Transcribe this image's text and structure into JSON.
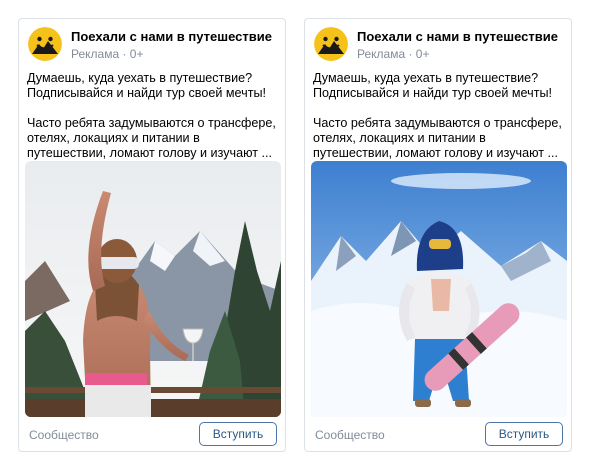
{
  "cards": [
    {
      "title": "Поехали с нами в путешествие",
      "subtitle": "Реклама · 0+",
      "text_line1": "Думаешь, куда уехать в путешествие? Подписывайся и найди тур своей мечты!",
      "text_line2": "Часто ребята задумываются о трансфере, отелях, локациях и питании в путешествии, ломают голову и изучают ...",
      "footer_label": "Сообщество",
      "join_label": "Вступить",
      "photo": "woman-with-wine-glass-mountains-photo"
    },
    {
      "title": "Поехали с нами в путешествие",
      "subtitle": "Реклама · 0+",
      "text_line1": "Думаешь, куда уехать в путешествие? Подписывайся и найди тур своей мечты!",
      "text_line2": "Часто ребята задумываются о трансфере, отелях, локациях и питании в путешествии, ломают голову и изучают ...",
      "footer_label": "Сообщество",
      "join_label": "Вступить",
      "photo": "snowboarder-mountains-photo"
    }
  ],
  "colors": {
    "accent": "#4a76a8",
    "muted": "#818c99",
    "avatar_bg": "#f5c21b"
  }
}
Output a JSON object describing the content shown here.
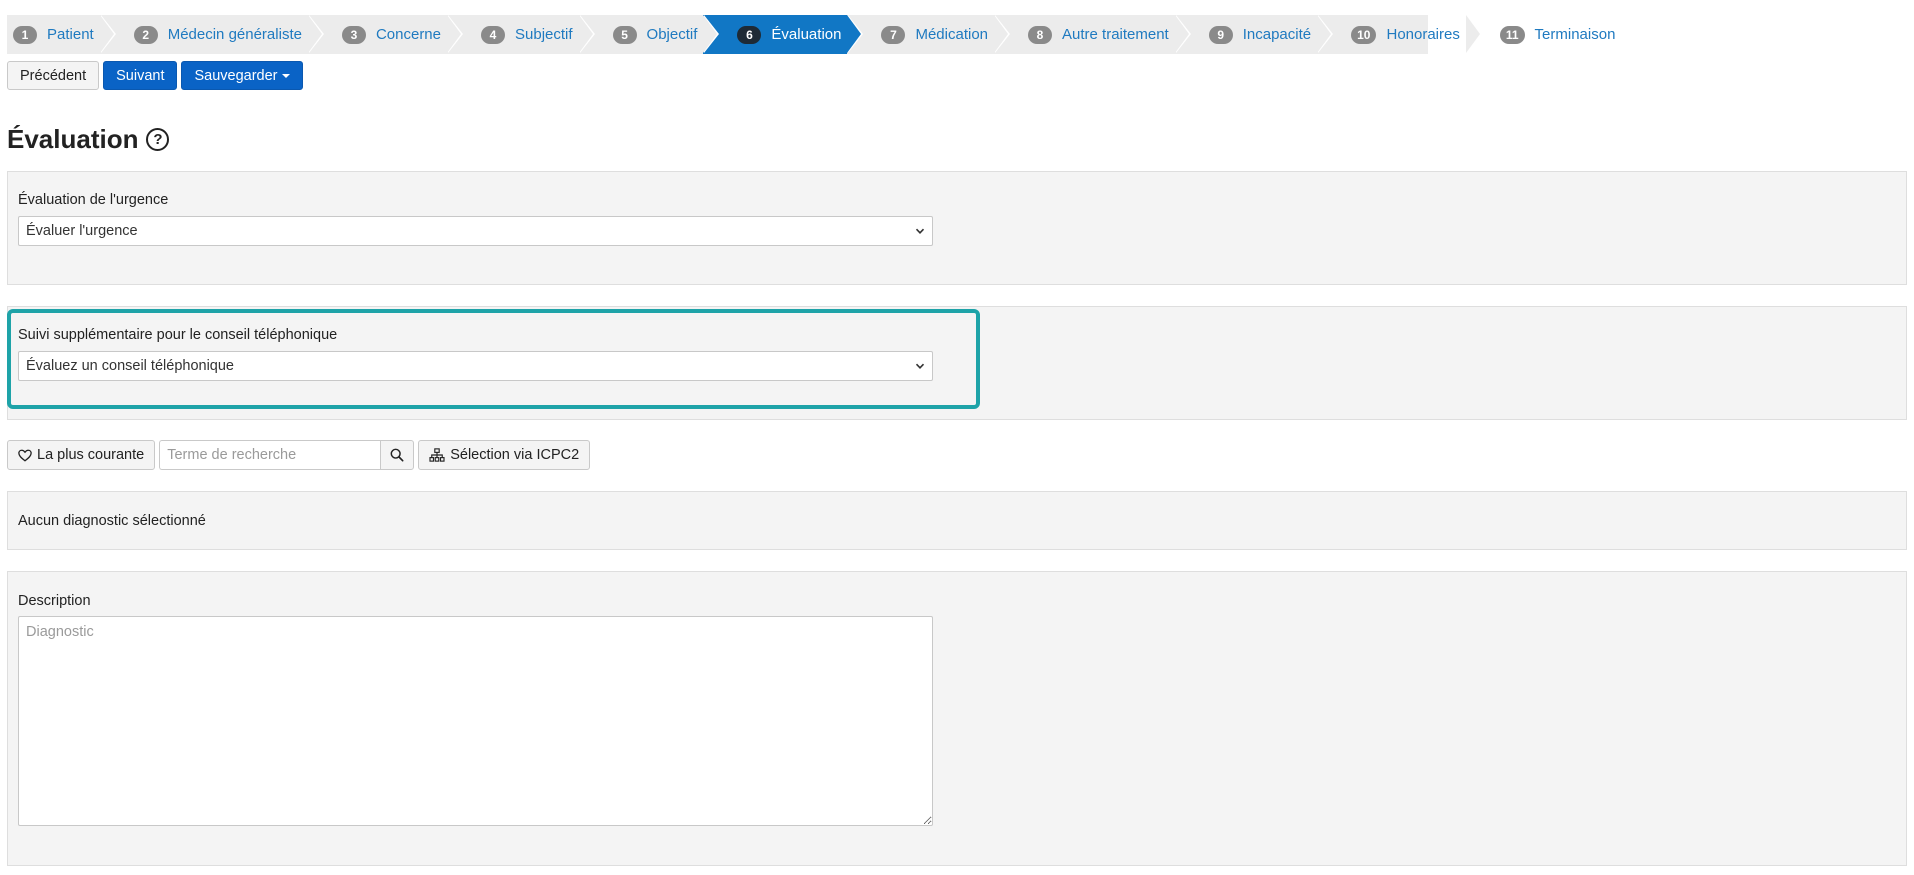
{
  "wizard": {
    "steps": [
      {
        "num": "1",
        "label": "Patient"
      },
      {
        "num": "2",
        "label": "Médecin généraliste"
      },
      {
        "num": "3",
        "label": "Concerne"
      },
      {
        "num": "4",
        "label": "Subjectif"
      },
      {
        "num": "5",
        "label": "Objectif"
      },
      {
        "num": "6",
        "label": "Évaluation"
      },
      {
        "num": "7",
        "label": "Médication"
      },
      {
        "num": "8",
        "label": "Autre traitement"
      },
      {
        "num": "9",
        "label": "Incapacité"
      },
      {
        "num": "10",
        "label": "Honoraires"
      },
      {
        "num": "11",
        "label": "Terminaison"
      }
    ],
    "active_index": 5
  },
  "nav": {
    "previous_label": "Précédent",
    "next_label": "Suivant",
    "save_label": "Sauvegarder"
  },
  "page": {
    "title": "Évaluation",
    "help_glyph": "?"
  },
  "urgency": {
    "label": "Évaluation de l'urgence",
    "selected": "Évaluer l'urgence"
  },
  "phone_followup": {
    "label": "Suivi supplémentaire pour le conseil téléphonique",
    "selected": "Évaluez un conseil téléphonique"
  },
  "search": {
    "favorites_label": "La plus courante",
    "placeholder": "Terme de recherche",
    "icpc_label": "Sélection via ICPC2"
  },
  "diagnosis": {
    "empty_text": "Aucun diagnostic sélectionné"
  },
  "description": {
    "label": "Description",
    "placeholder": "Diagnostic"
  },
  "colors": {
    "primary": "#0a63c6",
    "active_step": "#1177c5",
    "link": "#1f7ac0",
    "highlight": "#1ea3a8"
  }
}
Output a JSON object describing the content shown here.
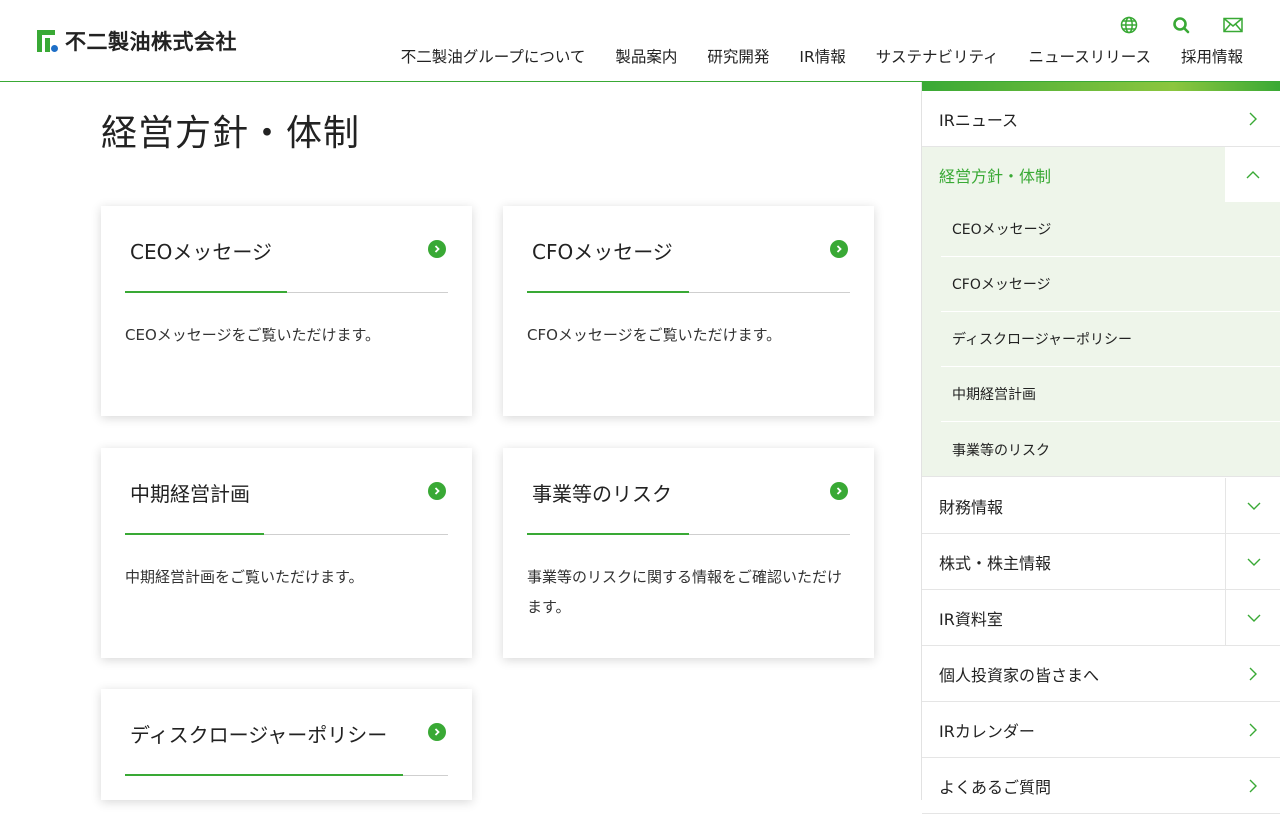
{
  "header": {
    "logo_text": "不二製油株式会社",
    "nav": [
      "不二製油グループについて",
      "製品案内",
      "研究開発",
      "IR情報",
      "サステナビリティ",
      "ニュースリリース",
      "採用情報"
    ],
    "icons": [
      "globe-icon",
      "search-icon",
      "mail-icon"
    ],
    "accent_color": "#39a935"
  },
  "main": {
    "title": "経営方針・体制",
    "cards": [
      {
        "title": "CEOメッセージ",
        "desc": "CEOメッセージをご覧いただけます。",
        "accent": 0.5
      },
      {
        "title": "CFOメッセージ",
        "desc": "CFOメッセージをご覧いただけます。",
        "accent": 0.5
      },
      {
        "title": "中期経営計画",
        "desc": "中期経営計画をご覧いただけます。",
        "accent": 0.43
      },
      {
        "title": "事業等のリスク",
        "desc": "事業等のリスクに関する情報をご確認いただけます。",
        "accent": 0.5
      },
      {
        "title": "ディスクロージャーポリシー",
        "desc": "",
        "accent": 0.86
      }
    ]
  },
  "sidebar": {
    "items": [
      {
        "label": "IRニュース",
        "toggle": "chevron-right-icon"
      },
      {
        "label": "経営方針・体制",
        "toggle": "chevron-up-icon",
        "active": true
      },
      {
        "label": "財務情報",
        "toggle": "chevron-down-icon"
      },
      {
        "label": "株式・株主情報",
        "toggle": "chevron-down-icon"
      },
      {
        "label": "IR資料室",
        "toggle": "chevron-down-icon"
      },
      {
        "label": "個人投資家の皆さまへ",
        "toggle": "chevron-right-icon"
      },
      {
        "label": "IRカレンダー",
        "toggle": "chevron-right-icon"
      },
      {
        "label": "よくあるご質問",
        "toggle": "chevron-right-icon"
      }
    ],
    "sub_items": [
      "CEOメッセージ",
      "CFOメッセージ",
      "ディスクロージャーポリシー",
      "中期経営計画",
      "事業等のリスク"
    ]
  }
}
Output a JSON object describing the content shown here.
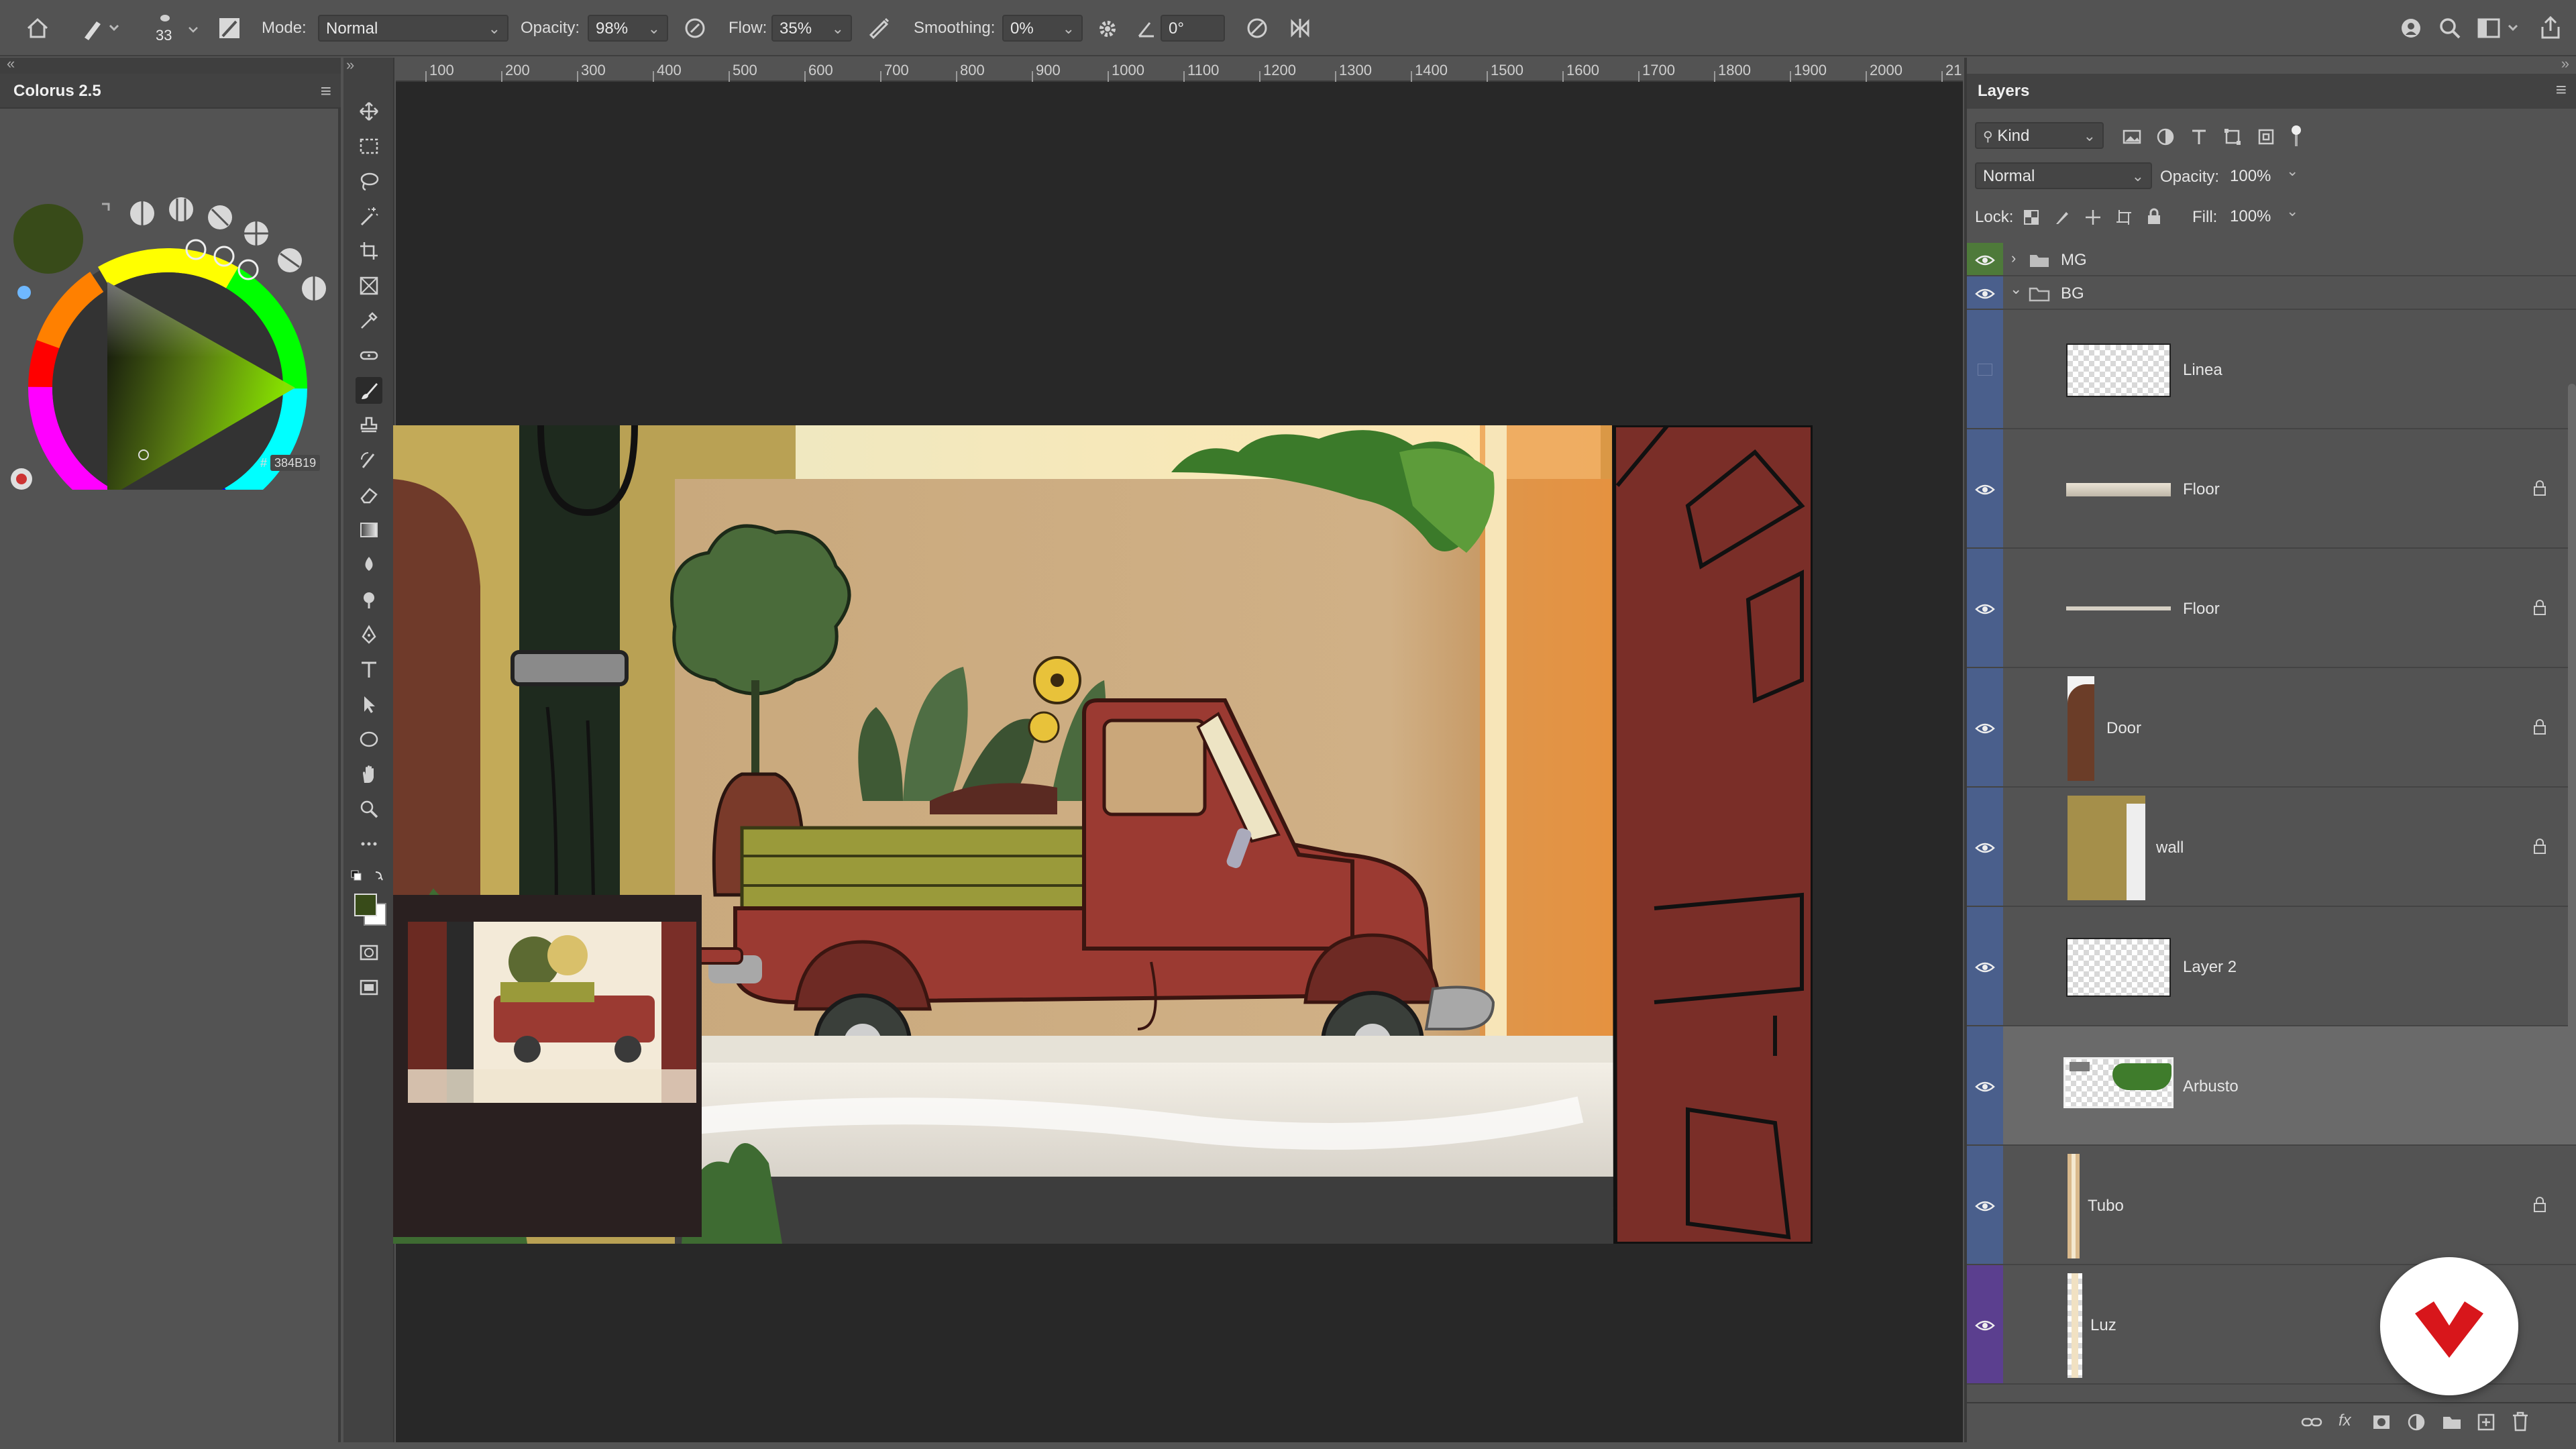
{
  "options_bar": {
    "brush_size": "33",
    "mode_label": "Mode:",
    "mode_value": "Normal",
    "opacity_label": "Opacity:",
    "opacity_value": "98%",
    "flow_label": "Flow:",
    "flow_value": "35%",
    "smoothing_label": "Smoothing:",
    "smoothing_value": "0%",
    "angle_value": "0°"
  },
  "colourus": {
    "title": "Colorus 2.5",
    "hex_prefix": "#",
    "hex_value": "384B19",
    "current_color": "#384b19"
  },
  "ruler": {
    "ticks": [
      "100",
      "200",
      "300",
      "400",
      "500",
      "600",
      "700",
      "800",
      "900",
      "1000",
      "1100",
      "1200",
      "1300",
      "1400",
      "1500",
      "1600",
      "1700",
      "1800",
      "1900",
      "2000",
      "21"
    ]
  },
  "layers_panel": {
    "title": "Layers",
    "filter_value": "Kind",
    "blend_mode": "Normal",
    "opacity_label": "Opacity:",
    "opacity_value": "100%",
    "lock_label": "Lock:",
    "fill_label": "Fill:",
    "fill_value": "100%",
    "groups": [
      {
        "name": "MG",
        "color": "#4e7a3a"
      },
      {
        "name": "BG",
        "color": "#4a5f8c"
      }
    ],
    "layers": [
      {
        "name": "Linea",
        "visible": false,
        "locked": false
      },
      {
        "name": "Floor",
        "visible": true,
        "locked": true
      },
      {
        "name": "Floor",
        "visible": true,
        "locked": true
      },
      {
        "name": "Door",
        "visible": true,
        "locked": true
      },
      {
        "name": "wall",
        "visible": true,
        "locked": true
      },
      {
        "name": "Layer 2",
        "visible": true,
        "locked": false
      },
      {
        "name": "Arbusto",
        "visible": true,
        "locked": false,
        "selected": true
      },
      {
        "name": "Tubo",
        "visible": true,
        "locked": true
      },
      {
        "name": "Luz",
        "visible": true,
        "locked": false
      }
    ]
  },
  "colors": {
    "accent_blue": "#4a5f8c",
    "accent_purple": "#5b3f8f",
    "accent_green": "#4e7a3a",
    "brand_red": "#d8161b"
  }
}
***
== GOAL ==
Collect every line above that contains the word "photo".

== WRITTEN RESPONSE ==
      "photo": "woman-with-wine-glass-mountains-photo"
      "photo": "snowboarder-mountains-photo"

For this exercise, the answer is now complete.